■ YOUR OBJECTIVE
Without altering anything, output the material below.

[Source records]

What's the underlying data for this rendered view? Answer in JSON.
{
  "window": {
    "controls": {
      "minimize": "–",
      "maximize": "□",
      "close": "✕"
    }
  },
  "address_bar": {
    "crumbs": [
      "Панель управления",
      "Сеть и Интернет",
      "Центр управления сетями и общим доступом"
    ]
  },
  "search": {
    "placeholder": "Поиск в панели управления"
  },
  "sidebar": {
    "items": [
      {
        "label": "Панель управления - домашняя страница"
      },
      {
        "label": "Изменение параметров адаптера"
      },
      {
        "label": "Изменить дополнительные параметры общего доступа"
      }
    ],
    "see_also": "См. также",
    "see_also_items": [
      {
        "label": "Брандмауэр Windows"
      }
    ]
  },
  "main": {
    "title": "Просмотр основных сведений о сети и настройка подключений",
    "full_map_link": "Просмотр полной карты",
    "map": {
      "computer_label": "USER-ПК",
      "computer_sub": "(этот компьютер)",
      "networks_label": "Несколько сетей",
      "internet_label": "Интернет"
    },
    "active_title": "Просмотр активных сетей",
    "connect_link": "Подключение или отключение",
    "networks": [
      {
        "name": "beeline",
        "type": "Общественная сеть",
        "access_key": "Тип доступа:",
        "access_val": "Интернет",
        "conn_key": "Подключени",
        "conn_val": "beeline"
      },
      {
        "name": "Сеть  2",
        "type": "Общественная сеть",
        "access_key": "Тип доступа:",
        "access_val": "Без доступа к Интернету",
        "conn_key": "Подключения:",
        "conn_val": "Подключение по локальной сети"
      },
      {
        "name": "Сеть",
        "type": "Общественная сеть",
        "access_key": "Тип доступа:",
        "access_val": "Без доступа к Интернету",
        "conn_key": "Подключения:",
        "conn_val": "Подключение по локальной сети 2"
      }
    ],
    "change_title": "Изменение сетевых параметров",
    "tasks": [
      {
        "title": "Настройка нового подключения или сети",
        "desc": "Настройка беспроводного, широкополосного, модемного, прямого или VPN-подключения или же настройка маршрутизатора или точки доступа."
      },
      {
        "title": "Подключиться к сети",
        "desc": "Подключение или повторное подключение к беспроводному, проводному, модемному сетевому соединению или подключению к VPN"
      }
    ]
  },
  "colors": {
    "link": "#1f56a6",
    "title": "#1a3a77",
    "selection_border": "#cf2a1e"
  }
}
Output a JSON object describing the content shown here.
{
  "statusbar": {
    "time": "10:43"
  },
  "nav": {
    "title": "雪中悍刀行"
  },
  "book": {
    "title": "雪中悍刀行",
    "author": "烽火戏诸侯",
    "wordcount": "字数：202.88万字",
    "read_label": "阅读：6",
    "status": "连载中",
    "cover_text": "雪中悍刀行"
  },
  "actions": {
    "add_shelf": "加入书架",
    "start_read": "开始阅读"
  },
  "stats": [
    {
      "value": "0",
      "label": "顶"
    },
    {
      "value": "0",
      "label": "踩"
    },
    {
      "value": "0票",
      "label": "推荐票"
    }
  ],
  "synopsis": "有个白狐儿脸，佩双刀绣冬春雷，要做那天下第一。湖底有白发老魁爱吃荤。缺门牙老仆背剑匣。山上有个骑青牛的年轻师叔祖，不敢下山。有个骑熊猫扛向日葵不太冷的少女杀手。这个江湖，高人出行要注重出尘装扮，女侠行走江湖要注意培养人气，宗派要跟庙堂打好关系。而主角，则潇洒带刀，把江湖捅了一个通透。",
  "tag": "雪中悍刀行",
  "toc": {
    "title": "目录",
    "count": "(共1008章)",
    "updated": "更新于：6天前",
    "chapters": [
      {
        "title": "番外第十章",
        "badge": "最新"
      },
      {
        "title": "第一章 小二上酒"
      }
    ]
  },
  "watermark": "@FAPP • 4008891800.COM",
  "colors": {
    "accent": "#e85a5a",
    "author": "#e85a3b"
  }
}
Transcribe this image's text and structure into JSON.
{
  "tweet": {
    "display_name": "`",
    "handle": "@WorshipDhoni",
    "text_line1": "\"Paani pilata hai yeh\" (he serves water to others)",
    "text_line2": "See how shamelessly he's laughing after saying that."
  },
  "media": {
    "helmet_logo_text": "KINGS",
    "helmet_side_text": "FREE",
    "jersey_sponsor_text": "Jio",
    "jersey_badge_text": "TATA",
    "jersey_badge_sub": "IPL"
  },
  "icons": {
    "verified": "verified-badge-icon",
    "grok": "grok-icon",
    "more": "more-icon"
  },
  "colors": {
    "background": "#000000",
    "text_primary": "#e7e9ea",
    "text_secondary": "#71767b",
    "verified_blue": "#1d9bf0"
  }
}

■ RESULT OF THIS TASK
What's the underlying data for this rendered view? Answer in JSON.
{
  "window": {
    "controls": {
      "minimize": "–",
      "maximize": "□",
      "close": "✕"
    }
  },
  "address_bar": {
    "crumbs": [
      "Панель управления",
      "Сеть и Интернет",
      "Центр управления сетями и общим доступом"
    ]
  },
  "search": {
    "placeholder": "Поиск в панели управления"
  },
  "sidebar": {
    "items": [
      {
        "label": "Панель управления - домашняя страница"
      },
      {
        "label": "Изменение параметров адаптера"
      },
      {
        "label": "Изменить дополнительные параметры общего доступа"
      }
    ],
    "see_also": "См. также",
    "see_also_items": [
      {
        "label": "Брандмауэр Windows"
      }
    ]
  },
  "main": {
    "title": "Просмотр основных сведений о сети и настройка подключений",
    "full_map_link": "Просмотр полной карты",
    "map": {
      "computer_label": "USER-ПК",
      "computer_sub": "(этот компьютер)",
      "networks_label": "Несколько сетей",
      "internet_label": "Интернет"
    },
    "active_title": "Просмотр активных сетей",
    "connect_link": "Подключение или отключение",
    "networks": [
      {
        "name": "beeline",
        "type": "Общественная сеть",
        "access_key": "Тип доступа:",
        "access_val": "Интернет",
        "conn_key": "Подключени",
        "conn_val": "beeline"
      },
      {
        "name": "Сеть  2",
        "type": "Общественная сеть",
        "access_key": "Тип доступа:",
        "access_val": "Без доступа к Интернету",
        "conn_key": "Подключения:",
        "conn_val": "Подключение по локальной сети"
      },
      {
        "name": "Сеть",
        "type": "Общественная сеть",
        "access_key": "Тип доступа:",
        "access_val": "Без доступа к Интернету",
        "conn_key": "Подключения:",
        "conn_val": "Подключение по локальной сети 2"
      }
    ],
    "change_title": "Изменение сетевых параметров",
    "tasks": [
      {
        "title": "Настройка нового подключения или сети",
        "desc": "Настройка беспроводного, широкополосного, модемного, прямого или VPN-подключения или же настройка маршрутизатора или точки доступа."
      },
      {
        "title": "Подключиться к сети",
        "desc": "Подключение или повторное подключение к беспроводному, проводному, модемному сетевому соединению или подключению к VPN"
      }
    ]
  },
  "colors": {
    "link": "#1f56a6",
    "title": "#1a3a77",
    "selection_border": "#cf2a1e"
  }
}
Output a JSON object describing the content shown here.
{
  "statusbar": {
    "time": "10:43"
  },
  "nav": {
    "title": "雪中悍刀行"
  },
  "book": {
    "title": "雪中悍刀行",
    "author": "烽火戏诸侯",
    "wordcount": "字数：202.88万字",
    "read_label": "阅读：6",
    "status": "连载中",
    "cover_text": "雪中悍刀行"
  },
  "actions": {
    "add_shelf": "加入书架",
    "start_read": "开始阅读"
  },
  "stats": [
    {
      "value": "0",
      "label": "顶"
    },
    {
      "value": "0",
      "label": "踩"
    },
    {
      "value": "0票",
      "label": "推荐票"
    }
  ],
  "synopsis": "有个白狐儿脸，佩双刀绣冬春雷，要做那天下第一。湖底有白发老魁爱吃荤。缺门牙老仆背剑匣。山上有个骑青牛的年轻师叔祖，不敢下山。有个骑熊猫扛向日葵不太冷的少女杀手。这个江湖，高人出行要注重出尘装扮，女侠行走江湖要注意培养人气，宗派要跟庙堂打好关系。而主角，则潇洒带刀，把江湖捅了一个通透。",
  "tag": "雪中悍刀行",
  "toc": {
    "title": "目录",
    "count": "(共1008章)",
    "updated": "更新于：6天前",
    "chapters": [
      {
        "title": "番外第十章",
        "badge": "最新"
      },
      {
        "title": "第一章 小二上酒"
      }
    ]
  },
  "watermark": "@FAPP • 4008891800.COM",
  "colors": {
    "accent": "#e85a5a",
    "author": "#e85a3b"
  }
}
Transcribe this image's text and structure into JSON.
{
  "tweet": {
    "display_name": "`",
    "handle": "@WorshipDhoni",
    "text_line1": "\"Paani pilata hai yeh\" (he serves water to others)",
    "text_line2": "See how shamelessly he's laughing after saying that."
  },
  "media": {
    "helmet_logo_text": "KINGS",
    "helmet_side_text": "FREE",
    "jersey_sponsor_text": "Jio",
    "jersey_badge_text": "TATA",
    "jersey_badge_sub": "IPL"
  },
  "icons": {
    "verified": "verified-badge-icon",
    "grok": "grok-icon",
    "more": "more-icon"
  },
  "colors": {
    "background": "#000000",
    "text_primary": "#e7e9ea",
    "text_secondary": "#71767b",
    "verified_blue": "#1d9bf0"
  }
}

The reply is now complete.